The problem is that people are getting dulled by all the warnings popping up on a computer. There are WGA warnings, OGA warnings, warnings that the AV software has expired, warnings that the AV software will expire in a year, but should be upgraded to the premium, deluxe, pro version, warnings that the disk is almost full.
If WGA has to be an issue, pop up a notice at boot time about the authenticity of the PC, offer a method of squelching the dialog completely, and moving on. A user determined to pirate will do so; so might just alert a legit user who might have gotten a non-legit copy once, and move on.
Activation on server products is a gripe of mine. For production critical operating systems, why do they cause potential problems with paying customers? The pirates happily have this disabled. It is the people who pay the good money for the server editions, only to find they have to call in and get shunted to/dev/null who are screwed.
Thankfully MS doesn't completely disable the OS like they used to, so an unactivated Windows copy is more of an annoyance than downtime.

*What you are asked to do*:
Answer these questions using the passage on Windows warnings and activation.
1. What does the passage say people are getting dulled by?
2. On server products, what does the passage say the pirates happily have disabled?
3. According to the passage, what is an unactivated Windows copy more of?

*Data excerpts*:
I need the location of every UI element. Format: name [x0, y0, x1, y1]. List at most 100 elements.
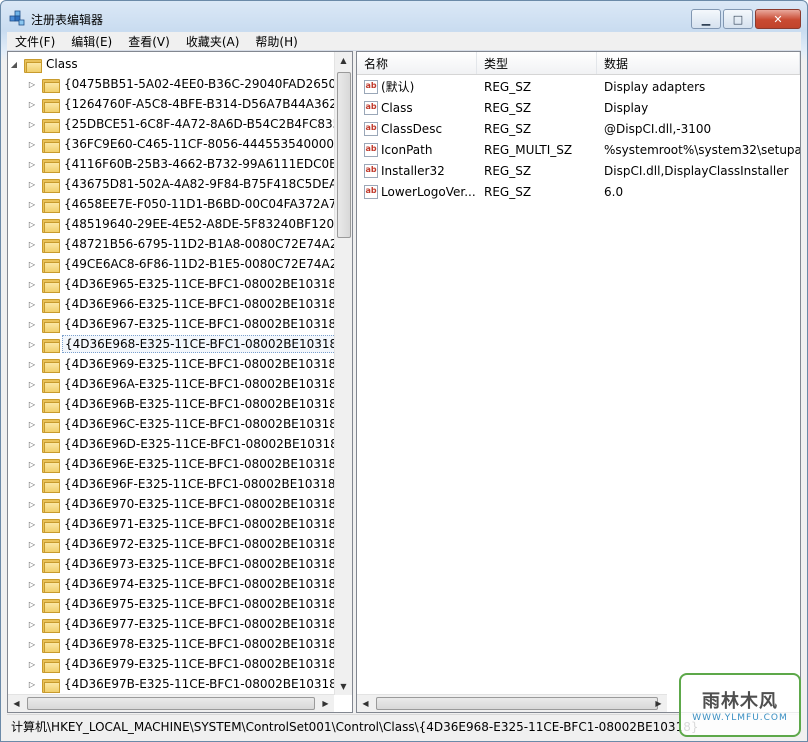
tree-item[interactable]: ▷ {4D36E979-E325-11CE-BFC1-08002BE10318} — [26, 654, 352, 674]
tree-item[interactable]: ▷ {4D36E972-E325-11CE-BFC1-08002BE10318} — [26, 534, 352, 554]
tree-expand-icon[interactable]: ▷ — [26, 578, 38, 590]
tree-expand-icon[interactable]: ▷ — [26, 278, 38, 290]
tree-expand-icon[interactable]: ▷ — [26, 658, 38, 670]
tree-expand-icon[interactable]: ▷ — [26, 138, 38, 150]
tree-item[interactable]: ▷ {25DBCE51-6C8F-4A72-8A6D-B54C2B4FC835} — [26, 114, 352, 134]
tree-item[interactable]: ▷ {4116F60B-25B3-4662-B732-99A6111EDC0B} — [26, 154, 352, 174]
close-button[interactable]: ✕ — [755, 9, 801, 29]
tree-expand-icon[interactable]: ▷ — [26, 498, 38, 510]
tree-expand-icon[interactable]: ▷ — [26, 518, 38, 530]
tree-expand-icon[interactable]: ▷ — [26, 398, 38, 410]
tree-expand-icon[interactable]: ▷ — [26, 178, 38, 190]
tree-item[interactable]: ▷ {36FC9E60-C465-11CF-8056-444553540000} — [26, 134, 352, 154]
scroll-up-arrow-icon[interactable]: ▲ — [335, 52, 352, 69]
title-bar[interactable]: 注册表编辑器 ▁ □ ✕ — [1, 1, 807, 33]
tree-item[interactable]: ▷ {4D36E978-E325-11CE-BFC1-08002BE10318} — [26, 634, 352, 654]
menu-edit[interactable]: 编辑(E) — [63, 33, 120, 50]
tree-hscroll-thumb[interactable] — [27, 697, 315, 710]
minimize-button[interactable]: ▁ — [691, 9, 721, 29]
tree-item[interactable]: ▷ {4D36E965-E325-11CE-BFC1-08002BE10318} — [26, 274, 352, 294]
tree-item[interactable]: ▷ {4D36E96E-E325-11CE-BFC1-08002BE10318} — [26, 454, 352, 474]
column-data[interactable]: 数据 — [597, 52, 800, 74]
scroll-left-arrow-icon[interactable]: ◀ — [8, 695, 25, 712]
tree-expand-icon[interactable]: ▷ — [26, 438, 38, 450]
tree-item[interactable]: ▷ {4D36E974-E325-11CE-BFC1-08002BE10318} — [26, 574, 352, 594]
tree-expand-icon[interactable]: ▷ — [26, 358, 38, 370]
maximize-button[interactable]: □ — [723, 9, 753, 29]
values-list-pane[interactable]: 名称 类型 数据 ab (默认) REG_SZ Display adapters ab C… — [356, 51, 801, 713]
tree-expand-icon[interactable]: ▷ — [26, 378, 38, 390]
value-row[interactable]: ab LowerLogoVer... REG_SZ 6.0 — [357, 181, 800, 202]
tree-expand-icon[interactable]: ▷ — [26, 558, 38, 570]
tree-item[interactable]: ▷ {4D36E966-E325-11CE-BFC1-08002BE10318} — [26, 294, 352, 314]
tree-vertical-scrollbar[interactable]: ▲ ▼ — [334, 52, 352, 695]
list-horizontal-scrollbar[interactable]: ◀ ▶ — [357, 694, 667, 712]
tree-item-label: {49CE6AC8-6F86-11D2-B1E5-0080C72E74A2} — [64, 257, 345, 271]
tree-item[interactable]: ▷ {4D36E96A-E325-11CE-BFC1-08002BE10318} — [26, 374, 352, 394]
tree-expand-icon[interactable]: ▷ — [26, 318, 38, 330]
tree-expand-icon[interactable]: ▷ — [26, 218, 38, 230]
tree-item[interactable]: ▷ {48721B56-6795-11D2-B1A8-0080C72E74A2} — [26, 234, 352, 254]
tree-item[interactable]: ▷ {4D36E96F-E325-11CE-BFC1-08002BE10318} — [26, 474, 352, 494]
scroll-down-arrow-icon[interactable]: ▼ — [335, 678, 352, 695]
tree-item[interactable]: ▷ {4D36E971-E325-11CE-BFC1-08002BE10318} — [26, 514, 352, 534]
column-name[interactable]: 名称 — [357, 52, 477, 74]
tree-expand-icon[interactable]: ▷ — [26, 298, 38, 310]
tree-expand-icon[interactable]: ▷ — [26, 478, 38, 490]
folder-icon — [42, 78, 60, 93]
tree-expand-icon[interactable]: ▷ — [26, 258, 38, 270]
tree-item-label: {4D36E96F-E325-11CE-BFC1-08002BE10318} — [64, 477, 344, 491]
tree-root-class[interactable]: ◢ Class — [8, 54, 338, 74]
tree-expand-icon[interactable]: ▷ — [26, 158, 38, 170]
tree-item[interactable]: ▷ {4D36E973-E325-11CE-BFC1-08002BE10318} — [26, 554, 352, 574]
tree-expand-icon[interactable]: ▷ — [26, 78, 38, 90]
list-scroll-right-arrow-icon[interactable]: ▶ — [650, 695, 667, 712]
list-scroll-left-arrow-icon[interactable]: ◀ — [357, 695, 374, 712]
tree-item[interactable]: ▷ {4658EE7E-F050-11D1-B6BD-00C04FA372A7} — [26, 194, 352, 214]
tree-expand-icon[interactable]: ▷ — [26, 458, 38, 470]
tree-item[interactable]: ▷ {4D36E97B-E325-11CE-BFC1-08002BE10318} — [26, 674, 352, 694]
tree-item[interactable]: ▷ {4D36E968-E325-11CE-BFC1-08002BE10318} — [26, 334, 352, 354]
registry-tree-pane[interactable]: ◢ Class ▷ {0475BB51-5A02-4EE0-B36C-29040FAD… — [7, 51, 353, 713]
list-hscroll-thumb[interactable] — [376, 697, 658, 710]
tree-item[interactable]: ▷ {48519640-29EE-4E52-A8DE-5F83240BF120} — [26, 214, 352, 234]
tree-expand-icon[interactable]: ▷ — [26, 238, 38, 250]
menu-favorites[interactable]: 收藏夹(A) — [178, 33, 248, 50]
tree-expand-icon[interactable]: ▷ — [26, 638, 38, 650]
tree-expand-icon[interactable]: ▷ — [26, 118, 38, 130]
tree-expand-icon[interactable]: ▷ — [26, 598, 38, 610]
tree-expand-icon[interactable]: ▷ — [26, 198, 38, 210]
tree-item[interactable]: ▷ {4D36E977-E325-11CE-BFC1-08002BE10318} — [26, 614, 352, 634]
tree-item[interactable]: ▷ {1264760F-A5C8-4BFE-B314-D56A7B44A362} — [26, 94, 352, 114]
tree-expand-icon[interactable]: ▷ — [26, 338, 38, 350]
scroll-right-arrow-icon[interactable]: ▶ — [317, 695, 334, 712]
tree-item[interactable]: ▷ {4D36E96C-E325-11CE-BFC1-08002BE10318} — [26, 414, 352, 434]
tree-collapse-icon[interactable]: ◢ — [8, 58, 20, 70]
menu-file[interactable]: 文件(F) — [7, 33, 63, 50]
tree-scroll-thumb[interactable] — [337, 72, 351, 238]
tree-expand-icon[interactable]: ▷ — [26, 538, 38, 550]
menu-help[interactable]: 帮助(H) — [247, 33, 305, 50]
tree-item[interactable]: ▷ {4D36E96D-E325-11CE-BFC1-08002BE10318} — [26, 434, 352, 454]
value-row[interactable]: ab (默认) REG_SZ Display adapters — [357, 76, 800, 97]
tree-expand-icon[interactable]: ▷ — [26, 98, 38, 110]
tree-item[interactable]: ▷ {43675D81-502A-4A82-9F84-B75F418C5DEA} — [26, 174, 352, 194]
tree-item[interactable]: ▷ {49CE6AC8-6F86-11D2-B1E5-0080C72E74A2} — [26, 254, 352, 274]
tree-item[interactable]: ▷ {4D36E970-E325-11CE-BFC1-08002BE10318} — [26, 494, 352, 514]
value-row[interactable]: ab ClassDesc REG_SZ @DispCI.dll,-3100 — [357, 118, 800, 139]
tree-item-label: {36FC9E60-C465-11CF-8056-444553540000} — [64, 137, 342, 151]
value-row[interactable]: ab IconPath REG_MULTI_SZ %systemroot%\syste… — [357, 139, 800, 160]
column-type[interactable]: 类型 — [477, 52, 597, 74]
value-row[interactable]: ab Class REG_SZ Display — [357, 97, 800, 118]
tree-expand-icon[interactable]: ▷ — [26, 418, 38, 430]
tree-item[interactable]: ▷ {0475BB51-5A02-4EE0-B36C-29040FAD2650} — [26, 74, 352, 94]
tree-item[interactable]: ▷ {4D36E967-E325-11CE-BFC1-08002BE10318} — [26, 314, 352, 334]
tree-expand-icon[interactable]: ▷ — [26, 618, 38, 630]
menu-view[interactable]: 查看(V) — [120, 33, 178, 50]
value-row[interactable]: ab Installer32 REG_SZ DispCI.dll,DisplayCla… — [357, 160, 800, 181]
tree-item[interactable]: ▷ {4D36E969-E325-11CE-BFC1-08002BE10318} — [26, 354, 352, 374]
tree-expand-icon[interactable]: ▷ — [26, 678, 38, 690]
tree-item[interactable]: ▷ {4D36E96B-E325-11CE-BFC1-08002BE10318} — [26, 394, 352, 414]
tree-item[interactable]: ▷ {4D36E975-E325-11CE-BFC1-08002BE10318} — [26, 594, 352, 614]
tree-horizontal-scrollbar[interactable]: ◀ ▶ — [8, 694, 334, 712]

*Completed exercise*:
1. All the warnings popping up on a computer.
2. Activation.
3. An annoyance than downtime.